- **Given request**: Word for word, copy all the data and drop the pictures.

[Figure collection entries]
***

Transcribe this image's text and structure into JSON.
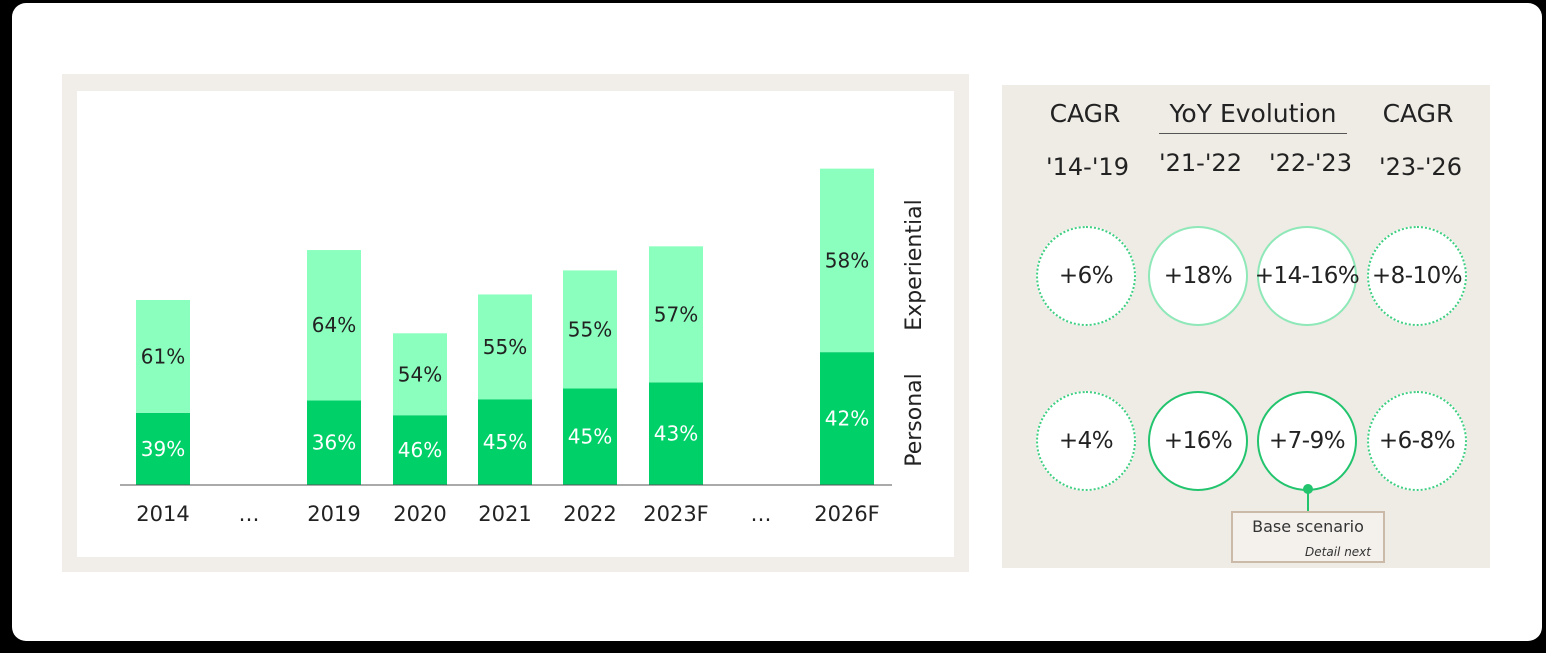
{
  "chart_data": {
    "type": "bar",
    "stacked": true,
    "categories": [
      "2014",
      "…",
      "2019",
      "2020",
      "2021",
      "2022",
      "2023F",
      "…",
      "2026F"
    ],
    "series": [
      {
        "name": "Personal",
        "color": "#00d068",
        "labels": [
          "39%",
          "",
          "36%",
          "46%",
          "45%",
          "45%",
          "43%",
          "",
          "42%"
        ],
        "values": [
          39,
          null,
          36,
          46,
          45,
          45,
          43,
          null,
          42
        ]
      },
      {
        "name": "Experiential",
        "color": "#8affbe",
        "labels": [
          "61%",
          "",
          "64%",
          "54%",
          "55%",
          "55%",
          "57%",
          "",
          "58%"
        ],
        "values": [
          61,
          null,
          64,
          54,
          55,
          55,
          57,
          null,
          58
        ]
      }
    ],
    "relative_totals": [
      100,
      null,
      127,
      82,
      103,
      116,
      129,
      null,
      171
    ],
    "title": "",
    "xlabel": "",
    "ylabel": ""
  },
  "stats": {
    "headers": {
      "cagr_left": "CAGR",
      "yoy": "YoY Evolution",
      "cagr_right": "CAGR"
    },
    "periods": [
      "'14-'19",
      "'21-'22",
      "'22-'23",
      "'23-'26"
    ],
    "experiential_row": [
      "+6%",
      "+18%",
      "+14-16%",
      "+8-10%"
    ],
    "personal_row": [
      "+4%",
      "+16%",
      "+7-9%",
      "+6-8%"
    ],
    "callout": {
      "label": "Base scenario",
      "note": "Detail next"
    }
  }
}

***

- **Task response**:
Transcribe this image's text and structure into JSON.
{
  "chart_data": {
    "type": "bar",
    "stacked": true,
    "categories": [
      "2014",
      "…",
      "2019",
      "2020",
      "2021",
      "2022",
      "2023F",
      "…",
      "2026F"
    ],
    "series": [
      {
        "name": "Personal",
        "color": "#00d068",
        "labels": [
          "39%",
          "",
          "36%",
          "46%",
          "45%",
          "45%",
          "43%",
          "",
          "42%"
        ],
        "values": [
          39,
          null,
          36,
          46,
          45,
          45,
          43,
          null,
          42
        ]
      },
      {
        "name": "Experiential",
        "color": "#8affbe",
        "labels": [
          "61%",
          "",
          "64%",
          "54%",
          "55%",
          "55%",
          "57%",
          "",
          "58%"
        ],
        "values": [
          61,
          null,
          64,
          54,
          55,
          55,
          57,
          null,
          58
        ]
      }
    ],
    "relative_totals": [
      100,
      null,
      127,
      82,
      103,
      116,
      129,
      null,
      171
    ],
    "title": "",
    "xlabel": "",
    "ylabel": ""
  },
  "stats": {
    "headers": {
      "cagr_left": "CAGR",
      "yoy": "YoY Evolution",
      "cagr_right": "CAGR"
    },
    "periods": [
      "'14-'19",
      "'21-'22",
      "'22-'23",
      "'23-'26"
    ],
    "experiential_row": [
      "+6%",
      "+18%",
      "+14-16%",
      "+8-10%"
    ],
    "personal_row": [
      "+4%",
      "+16%",
      "+7-9%",
      "+6-8%"
    ],
    "callout": {
      "label": "Base scenario",
      "note": "Detail next"
    }
  }
}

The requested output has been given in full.